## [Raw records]
# # # #

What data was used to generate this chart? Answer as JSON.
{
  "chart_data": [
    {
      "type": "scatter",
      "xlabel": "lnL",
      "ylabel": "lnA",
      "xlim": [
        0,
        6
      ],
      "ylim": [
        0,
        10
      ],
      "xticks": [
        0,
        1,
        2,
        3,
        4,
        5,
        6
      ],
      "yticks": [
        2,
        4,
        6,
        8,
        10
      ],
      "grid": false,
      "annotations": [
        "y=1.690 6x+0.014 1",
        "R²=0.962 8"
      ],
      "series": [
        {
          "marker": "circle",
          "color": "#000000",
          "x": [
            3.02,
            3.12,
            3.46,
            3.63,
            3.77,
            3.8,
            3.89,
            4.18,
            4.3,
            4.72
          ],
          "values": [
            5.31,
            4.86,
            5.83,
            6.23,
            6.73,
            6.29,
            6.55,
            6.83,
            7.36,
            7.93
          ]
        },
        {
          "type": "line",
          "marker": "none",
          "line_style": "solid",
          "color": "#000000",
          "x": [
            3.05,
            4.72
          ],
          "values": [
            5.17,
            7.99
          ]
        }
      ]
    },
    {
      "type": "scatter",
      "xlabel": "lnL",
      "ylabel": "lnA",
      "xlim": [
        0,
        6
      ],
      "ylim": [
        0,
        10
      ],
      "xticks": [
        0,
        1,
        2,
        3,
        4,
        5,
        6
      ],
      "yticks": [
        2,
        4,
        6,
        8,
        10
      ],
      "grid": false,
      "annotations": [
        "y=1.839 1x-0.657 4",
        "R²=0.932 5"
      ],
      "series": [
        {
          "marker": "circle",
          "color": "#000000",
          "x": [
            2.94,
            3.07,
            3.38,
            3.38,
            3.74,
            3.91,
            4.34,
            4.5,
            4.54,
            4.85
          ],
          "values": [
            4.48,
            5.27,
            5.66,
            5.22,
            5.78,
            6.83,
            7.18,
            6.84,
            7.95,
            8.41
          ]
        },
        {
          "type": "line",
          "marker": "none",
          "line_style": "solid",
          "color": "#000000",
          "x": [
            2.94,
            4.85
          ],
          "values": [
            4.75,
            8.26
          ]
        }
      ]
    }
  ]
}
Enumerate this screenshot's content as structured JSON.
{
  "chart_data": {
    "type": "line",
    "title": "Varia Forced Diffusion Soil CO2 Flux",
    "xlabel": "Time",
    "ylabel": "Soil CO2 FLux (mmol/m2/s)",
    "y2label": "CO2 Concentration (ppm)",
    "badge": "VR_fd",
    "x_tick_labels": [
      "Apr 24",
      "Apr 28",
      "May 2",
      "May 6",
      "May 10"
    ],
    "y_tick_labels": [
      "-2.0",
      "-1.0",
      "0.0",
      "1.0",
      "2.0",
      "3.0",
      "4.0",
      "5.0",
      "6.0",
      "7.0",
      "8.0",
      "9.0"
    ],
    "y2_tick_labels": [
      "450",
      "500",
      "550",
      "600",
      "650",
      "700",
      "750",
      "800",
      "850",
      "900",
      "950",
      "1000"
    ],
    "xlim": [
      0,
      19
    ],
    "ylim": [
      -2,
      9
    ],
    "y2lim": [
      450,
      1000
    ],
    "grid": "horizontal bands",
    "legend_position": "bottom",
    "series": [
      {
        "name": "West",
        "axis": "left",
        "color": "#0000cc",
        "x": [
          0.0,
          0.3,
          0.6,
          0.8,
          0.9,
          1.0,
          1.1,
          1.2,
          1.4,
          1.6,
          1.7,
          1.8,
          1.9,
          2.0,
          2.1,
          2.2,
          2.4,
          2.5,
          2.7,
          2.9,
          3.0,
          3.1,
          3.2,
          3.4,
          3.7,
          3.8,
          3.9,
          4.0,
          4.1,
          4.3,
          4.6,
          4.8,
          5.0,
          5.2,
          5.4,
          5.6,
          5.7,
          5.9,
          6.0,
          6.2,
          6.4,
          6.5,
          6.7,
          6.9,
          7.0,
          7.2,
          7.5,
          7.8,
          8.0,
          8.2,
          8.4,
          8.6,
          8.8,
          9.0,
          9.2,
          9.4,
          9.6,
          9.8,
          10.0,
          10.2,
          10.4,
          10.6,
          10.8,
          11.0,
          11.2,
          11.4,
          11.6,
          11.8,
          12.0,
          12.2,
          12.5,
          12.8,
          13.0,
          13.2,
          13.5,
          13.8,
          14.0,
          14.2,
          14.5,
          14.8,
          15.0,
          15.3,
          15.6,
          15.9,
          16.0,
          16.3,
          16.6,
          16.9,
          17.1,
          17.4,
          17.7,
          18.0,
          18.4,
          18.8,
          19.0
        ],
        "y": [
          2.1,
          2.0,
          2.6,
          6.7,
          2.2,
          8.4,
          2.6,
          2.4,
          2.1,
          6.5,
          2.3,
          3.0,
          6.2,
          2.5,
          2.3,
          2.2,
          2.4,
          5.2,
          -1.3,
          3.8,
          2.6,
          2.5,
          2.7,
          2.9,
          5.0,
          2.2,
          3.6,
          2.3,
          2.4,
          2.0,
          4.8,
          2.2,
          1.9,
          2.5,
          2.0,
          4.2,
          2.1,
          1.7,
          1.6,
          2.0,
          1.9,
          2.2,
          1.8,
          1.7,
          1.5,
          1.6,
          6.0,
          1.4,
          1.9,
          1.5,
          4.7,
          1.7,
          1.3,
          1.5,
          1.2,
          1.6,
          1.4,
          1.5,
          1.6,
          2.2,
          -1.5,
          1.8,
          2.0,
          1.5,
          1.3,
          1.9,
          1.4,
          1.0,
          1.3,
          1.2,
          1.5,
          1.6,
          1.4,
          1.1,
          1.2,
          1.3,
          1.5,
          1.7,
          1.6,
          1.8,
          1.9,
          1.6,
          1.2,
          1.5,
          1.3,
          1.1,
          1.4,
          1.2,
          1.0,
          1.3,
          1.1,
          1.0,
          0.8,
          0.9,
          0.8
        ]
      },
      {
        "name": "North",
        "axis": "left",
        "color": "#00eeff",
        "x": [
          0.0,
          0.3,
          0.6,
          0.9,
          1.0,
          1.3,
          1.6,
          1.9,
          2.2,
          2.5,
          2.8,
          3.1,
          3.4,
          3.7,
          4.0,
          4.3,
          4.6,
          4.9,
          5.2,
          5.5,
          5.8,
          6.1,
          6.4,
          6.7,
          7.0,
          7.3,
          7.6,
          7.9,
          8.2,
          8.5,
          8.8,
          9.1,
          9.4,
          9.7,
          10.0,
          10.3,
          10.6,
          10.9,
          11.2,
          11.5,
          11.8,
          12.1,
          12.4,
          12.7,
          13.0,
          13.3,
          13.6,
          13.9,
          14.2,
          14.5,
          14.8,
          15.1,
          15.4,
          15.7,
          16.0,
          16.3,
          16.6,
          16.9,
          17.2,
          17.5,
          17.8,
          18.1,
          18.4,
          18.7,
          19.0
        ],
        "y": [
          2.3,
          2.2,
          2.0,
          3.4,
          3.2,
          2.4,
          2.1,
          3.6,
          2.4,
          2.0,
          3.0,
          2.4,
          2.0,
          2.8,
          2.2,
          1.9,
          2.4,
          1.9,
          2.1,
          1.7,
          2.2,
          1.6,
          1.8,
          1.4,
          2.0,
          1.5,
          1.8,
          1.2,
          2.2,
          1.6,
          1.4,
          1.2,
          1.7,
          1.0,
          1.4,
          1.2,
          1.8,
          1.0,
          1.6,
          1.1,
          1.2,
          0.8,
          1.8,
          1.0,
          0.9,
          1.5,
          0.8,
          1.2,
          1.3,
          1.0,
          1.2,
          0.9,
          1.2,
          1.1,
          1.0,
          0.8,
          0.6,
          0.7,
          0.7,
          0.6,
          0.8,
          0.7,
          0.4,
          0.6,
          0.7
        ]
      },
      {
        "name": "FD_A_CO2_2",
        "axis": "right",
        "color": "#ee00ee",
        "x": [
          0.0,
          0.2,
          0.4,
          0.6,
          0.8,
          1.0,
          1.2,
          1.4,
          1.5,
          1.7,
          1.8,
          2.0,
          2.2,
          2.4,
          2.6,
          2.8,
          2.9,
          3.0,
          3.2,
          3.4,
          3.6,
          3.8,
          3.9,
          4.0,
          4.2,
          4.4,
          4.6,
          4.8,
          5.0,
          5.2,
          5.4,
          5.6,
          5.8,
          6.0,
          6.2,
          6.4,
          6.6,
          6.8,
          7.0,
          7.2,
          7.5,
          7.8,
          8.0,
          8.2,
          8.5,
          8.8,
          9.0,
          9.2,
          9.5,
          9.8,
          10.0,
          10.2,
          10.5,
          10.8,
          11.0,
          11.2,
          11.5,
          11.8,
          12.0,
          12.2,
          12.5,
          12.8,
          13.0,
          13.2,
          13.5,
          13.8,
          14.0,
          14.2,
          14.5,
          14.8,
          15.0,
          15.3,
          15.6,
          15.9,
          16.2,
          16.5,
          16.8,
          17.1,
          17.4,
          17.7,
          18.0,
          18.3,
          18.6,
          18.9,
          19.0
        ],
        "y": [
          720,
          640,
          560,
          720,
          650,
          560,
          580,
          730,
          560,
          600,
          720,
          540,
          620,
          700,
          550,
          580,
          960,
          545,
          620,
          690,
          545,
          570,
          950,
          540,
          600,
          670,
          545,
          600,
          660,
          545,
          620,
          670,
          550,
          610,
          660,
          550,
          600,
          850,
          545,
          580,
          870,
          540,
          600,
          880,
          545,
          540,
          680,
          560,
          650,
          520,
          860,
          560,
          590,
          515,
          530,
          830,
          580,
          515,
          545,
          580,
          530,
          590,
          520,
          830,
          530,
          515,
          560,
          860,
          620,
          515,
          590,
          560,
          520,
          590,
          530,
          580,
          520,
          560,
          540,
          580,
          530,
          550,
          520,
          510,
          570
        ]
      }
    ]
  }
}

# # # #

## [OBJECTIVE]
All lines above containing the string "Soil" are to be collected.

## [TASK RESULT]
    "title": "Varia Forced Diffusion Soil CO2 Flux",
    "ylabel": "Soil CO2 FLux (mmol/m2/s)",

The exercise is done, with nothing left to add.